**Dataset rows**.

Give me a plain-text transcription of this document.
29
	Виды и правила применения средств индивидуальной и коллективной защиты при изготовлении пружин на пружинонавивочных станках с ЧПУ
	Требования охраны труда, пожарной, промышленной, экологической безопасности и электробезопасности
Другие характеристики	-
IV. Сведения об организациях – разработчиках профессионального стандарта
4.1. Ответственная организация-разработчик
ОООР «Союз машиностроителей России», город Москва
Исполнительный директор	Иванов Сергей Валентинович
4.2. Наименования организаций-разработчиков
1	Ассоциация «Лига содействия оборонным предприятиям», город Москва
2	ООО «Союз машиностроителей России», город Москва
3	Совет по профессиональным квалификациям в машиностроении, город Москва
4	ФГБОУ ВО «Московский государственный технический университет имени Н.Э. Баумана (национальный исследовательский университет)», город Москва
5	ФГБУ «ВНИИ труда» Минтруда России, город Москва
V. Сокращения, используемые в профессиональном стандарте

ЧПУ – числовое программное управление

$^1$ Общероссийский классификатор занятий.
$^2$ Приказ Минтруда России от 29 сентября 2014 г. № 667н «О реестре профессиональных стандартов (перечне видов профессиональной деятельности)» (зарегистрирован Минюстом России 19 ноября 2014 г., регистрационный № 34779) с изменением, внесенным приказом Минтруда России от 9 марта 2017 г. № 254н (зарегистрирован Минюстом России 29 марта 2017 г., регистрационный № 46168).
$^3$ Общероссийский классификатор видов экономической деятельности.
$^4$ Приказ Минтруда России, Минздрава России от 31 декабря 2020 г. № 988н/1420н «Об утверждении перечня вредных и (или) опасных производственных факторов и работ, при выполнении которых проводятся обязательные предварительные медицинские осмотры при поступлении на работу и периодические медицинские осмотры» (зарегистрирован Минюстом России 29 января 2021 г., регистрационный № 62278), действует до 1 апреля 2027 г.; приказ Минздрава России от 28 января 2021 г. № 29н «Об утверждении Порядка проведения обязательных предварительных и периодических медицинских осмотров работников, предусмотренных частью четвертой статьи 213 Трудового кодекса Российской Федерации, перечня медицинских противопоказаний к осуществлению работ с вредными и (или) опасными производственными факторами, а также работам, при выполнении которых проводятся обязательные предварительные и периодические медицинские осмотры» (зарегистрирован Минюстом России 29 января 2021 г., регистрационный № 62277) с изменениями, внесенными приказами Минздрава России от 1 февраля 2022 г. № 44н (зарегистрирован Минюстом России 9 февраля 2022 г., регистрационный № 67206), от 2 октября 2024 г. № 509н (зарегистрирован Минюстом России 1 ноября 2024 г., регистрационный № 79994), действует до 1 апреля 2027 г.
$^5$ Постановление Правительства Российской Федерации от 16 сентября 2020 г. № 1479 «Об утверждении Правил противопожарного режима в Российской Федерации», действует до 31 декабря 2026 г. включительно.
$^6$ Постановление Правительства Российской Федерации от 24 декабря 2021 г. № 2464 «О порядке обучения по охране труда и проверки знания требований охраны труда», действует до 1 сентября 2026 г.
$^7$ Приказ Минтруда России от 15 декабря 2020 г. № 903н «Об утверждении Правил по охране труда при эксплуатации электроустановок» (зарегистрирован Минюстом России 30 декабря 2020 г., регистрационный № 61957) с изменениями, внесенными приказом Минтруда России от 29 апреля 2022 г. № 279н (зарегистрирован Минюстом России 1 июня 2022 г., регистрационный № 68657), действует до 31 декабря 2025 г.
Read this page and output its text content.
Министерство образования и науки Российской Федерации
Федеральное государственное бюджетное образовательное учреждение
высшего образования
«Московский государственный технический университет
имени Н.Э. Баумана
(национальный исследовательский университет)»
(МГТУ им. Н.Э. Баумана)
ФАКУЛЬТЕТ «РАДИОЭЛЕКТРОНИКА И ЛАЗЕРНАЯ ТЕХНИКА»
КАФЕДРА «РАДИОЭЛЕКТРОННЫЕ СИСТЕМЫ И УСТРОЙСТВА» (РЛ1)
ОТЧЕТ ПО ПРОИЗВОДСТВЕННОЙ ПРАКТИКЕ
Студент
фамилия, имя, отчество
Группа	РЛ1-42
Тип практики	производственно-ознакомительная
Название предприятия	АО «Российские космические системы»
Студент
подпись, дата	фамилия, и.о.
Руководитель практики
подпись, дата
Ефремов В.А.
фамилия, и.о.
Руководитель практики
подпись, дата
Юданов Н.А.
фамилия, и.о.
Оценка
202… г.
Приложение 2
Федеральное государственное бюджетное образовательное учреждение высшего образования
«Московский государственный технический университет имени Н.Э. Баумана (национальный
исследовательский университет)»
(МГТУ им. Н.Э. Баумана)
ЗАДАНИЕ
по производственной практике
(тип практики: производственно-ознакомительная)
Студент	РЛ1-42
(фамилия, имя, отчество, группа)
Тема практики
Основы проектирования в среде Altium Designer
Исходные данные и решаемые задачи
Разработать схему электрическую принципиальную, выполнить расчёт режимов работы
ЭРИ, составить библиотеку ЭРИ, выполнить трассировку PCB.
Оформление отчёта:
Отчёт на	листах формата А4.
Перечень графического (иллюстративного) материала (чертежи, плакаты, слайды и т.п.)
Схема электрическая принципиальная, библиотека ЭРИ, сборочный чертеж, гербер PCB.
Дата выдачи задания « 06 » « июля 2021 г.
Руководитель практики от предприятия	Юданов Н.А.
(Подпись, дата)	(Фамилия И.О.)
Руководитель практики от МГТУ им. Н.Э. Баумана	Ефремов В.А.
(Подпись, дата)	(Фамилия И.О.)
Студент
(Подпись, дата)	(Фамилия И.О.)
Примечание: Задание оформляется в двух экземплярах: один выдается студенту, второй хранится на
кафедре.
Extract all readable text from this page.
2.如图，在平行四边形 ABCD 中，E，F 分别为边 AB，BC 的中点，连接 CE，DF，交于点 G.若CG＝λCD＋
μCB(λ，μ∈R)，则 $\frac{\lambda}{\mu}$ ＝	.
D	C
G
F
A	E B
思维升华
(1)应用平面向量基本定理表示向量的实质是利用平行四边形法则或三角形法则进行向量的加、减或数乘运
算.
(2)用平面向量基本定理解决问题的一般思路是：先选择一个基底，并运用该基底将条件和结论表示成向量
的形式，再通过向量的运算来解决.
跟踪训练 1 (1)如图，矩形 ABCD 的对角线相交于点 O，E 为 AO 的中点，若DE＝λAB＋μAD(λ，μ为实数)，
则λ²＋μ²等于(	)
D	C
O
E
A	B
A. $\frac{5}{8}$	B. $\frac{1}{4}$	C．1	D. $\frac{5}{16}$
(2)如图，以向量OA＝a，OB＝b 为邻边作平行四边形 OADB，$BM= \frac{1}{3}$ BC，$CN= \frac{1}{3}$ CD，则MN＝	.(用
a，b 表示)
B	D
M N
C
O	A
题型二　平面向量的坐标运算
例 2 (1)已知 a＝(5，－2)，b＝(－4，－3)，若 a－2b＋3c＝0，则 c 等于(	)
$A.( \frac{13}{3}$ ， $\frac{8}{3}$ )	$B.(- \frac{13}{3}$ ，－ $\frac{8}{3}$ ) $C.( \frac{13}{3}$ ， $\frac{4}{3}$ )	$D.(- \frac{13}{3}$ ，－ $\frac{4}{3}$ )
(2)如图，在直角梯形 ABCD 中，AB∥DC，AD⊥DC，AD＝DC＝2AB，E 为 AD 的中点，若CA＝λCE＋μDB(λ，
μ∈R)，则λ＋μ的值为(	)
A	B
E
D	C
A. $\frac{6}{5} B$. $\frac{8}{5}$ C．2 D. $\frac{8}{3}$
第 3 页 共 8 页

**WHAT TO PRODUCE**. Repeat the entries shown above, every one, word for word.

**SOLUTION BELOW**.
Give me a plain-text transcription of this document.
29
	Виды и правила применения средств индивидуальной и коллективной защиты при изготовлении пружин на пружинонавивочных станках с ЧПУ
	Требования охраны труда, пожарной, промышленной, экологической безопасности и электробезопасности
Другие характеристики	-
IV. Сведения об организациях – разработчиках профессионального стандарта
4.1. Ответственная организация-разработчик
ОООР «Союз машиностроителей России», город Москва
Исполнительный директор	Иванов Сергей Валентинович
4.2. Наименования организаций-разработчиков
1	Ассоциация «Лига содействия оборонным предприятиям», город Москва
2	ООО «Союз машиностроителей России», город Москва
3	Совет по профессиональным квалификациям в машиностроении, город Москва
4	ФГБОУ ВО «Московский государственный технический университет имени Н.Э. Баумана (национальный исследовательский университет)», город Москва
5	ФГБУ «ВНИИ труда» Минтруда России, город Москва
V. Сокращения, используемые в профессиональном стандарте

ЧПУ – числовое программное управление

$^1$ Общероссийский классификатор занятий.
$^2$ Приказ Минтруда России от 29 сентября 2014 г. № 667н «О реестре профессиональных стандартов (перечне видов профессиональной деятельности)» (зарегистрирован Минюстом России 19 ноября 2014 г., регистрационный № 34779) с изменением, внесенным приказом Минтруда России от 9 марта 2017 г. № 254н (зарегистрирован Минюстом России 29 марта 2017 г., регистрационный № 46168).
$^3$ Общероссийский классификатор видов экономической деятельности.
$^4$ Приказ Минтруда России, Минздрава России от 31 декабря 2020 г. № 988н/1420н «Об утверждении перечня вредных и (или) опасных производственных факторов и работ, при выполнении которых проводятся обязательные предварительные медицинские осмотры при поступлении на работу и периодические медицинские осмотры» (зарегистрирован Минюстом России 29 января 2021 г., регистрационный № 62278), действует до 1 апреля 2027 г.; приказ Минздрава России от 28 января 2021 г. № 29н «Об утверждении Порядка проведения обязательных предварительных и периодических медицинских осмотров работников, предусмотренных частью четвертой статьи 213 Трудового кодекса Российской Федерации, перечня медицинских противопоказаний к осуществлению работ с вредными и (или) опасными производственными факторами, а также работам, при выполнении которых проводятся обязательные предварительные и периодические медицинские осмотры» (зарегистрирован Минюстом России 29 января 2021 г., регистрационный № 62277) с изменениями, внесенными приказами Минздрава России от 1 февраля 2022 г. № 44н (зарегистрирован Минюстом России 9 февраля 2022 г., регистрационный № 67206), от 2 октября 2024 г. № 509н (зарегистрирован Минюстом России 1 ноября 2024 г., регистрационный № 79994), действует до 1 апреля 2027 г.
$^5$ Постановление Правительства Российской Федерации от 16 сентября 2020 г. № 1479 «Об утверждении Правил противопожарного режима в Российской Федерации», действует до 31 декабря 2026 г. включительно.
$^6$ Постановление Правительства Российской Федерации от 24 декабря 2021 г. № 2464 «О порядке обучения по охране труда и проверки знания требований охраны труда», действует до 1 сентября 2026 г.
$^7$ Приказ Минтруда России от 15 декабря 2020 г. № 903н «Об утверждении Правил по охране труда при эксплуатации электроустановок» (зарегистрирован Минюстом России 30 декабря 2020 г., регистрационный № 61957) с изменениями, внесенными приказом Минтруда России от 29 апреля 2022 г. № 279н (зарегистрирован Минюстом России 1 июня 2022 г., регистрационный № 68657), действует до 31 декабря 2025 г.
Read this page and output its text content.
Министерство образования и науки Российской Федерации
Федеральное государственное бюджетное образовательное учреждение
высшего образования
«Московский государственный технический университет
имени Н.Э. Баумана
(национальный исследовательский университет)»
(МГТУ им. Н.Э. Баумана)
ФАКУЛЬТЕТ «РАДИОЭЛЕКТРОНИКА И ЛАЗЕРНАЯ ТЕХНИКА»
КАФЕДРА «РАДИОЭЛЕКТРОННЫЕ СИСТЕМЫ И УСТРОЙСТВА» (РЛ1)
ОТЧЕТ ПО ПРОИЗВОДСТВЕННОЙ ПРАКТИКЕ
Студент
фамилия, имя, отчество
Группа	РЛ1-42
Тип практики	производственно-ознакомительная
Название предприятия	АО «Российские космические системы»
Студент
подпись, дата	фамилия, и.о.
Руководитель практики
подпись, дата
Ефремов В.А.
фамилия, и.о.
Руководитель практики
подпись, дата
Юданов Н.А.
фамилия, и.о.
Оценка
202… г.
Приложение 2
Федеральное государственное бюджетное образовательное учреждение высшего образования
«Московский государственный технический университет имени Н.Э. Баумана (национальный
исследовательский университет)»
(МГТУ им. Н.Э. Баумана)
ЗАДАНИЕ
по производственной практике
(тип практики: производственно-ознакомительная)
Студент	РЛ1-42
(фамилия, имя, отчество, группа)
Тема практики
Основы проектирования в среде Altium Designer
Исходные данные и решаемые задачи
Разработать схему электрическую принципиальную, выполнить расчёт режимов работы
ЭРИ, составить библиотеку ЭРИ, выполнить трассировку PCB.
Оформление отчёта:
Отчёт на	листах формата А4.
Перечень графического (иллюстративного) материала (чертежи, плакаты, слайды и т.п.)
Схема электрическая принципиальная, библиотека ЭРИ, сборочный чертеж, гербер PCB.
Дата выдачи задания « 06 » « июля 2021 г.
Руководитель практики от предприятия	Юданов Н.А.
(Подпись, дата)	(Фамилия И.О.)
Руководитель практики от МГТУ им. Н.Э. Баумана	Ефремов В.А.
(Подпись, дата)	(Фамилия И.О.)
Студент
(Подпись, дата)	(Фамилия И.О.)
Примечание: Задание оформляется в двух экземплярах: один выдается студенту, второй хранится на
кафедре.
Extract all readable text from this page.
2.如图，在平行四边形 ABCD 中，E，F 分别为边 AB，BC 的中点，连接 CE，DF，交于点 G.若CG＝λCD＋
μCB(λ，μ∈R)，则 $\frac{\lambda}{\mu}$ ＝	.
D	C
G
F
A	E B
思维升华
(1)应用平面向量基本定理表示向量的实质是利用平行四边形法则或三角形法则进行向量的加、减或数乘运
算.
(2)用平面向量基本定理解决问题的一般思路是：先选择一个基底，并运用该基底将条件和结论表示成向量
的形式，再通过向量的运算来解决.
跟踪训练 1 (1)如图，矩形 ABCD 的对角线相交于点 O，E 为 AO 的中点，若DE＝λAB＋μAD(λ，μ为实数)，
则λ²＋μ²等于(	)
D	C
O
E
A	B
A. $\frac{5}{8}$	B. $\frac{1}{4}$	C．1	D. $\frac{5}{16}$
(2)如图，以向量OA＝a，OB＝b 为邻边作平行四边形 OADB，$BM= \frac{1}{3}$ BC，$CN= \frac{1}{3}$ CD，则MN＝	.(用
a，b 表示)
B	D
M N
C
O	A
题型二　平面向量的坐标运算
例 2 (1)已知 a＝(5，－2)，b＝(－4，－3)，若 a－2b＋3c＝0，则 c 等于(	)
$A.( \frac{13}{3}$ ， $\frac{8}{3}$ )	$B.(- \frac{13}{3}$ ，－ $\frac{8}{3}$ ) $C.( \frac{13}{3}$ ， $\frac{4}{3}$ )	$D.(- \frac{13}{3}$ ，－ $\frac{4}{3}$ )
(2)如图，在直角梯形 ABCD 中，AB∥DC，AD⊥DC，AD＝DC＝2AB，E 为 AD 的中点，若CA＝λCE＋μDB(λ，
μ∈R)，则λ＋μ的值为(	)
A	B
E
D	C
A. $\frac{6}{5} B$. $\frac{8}{5}$ C．2 D. $\frac{8}{3}$
第 3 页 共 8 页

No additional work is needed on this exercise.